## Task
Show each line that has the string "labels" in it.

[Figure dataset records]
■ ■ ■ ■ ■ ■ ■

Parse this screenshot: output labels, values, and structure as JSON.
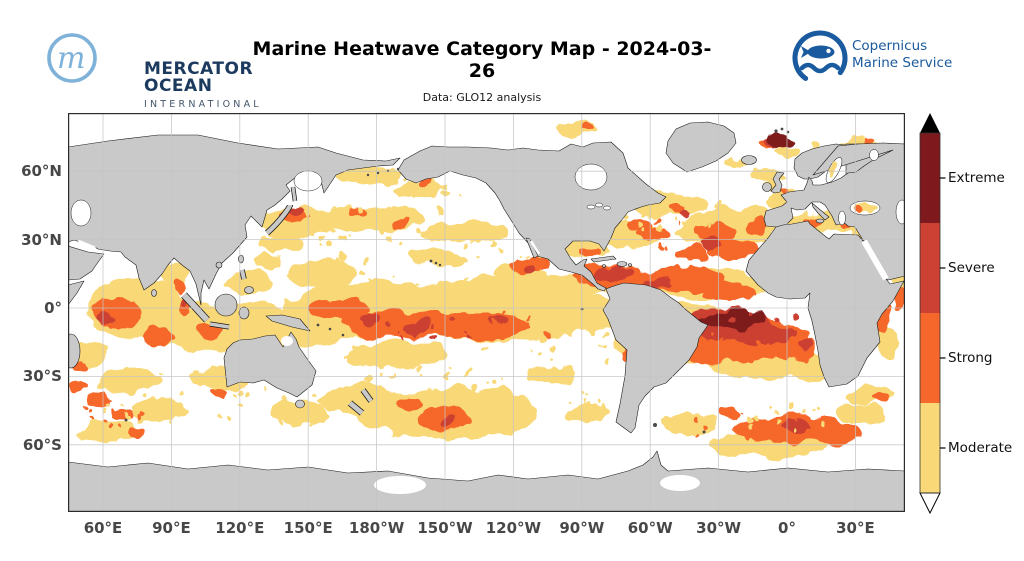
{
  "header": {
    "mercator_logo": {
      "monogram": "m",
      "line1": "MERCATOR",
      "line2": "OCEAN",
      "line3": "INTERNATIONAL"
    },
    "title": "Marine Heatwave Category Map - 2024-03-26",
    "subtitle": "Data: GLO12 analysis",
    "copernicus_logo": {
      "line1": "Copernicus",
      "line2": "Marine Service"
    }
  },
  "map": {
    "axes": {
      "x_ticks": [
        "60°E",
        "90°E",
        "120°E",
        "150°E",
        "180°W",
        "150°W",
        "120°W",
        "90°W",
        "60°W",
        "30°W",
        "0°",
        "30°E"
      ],
      "y_ticks": [
        "60°N",
        "30°N",
        "0°",
        "30°S",
        "60°S"
      ]
    },
    "legend": {
      "labels": [
        "Extreme",
        "Severe",
        "Strong",
        "Moderate"
      ],
      "colors": {
        "extreme": "#7e1a1e",
        "severe": "#cc4133",
        "strong": "#f6672b",
        "moderate": "#f8d877"
      }
    },
    "land_color": "#c9c9c9",
    "ocean_color": "#ffffff",
    "coast_color": "#1a1a1a",
    "grid_color": "#c4c4c4"
  }
}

■ ■ ■ ■ ■ ■ ■

## In response
Parse this screenshot: output labels, values, and structure as JSON.
      "labels": [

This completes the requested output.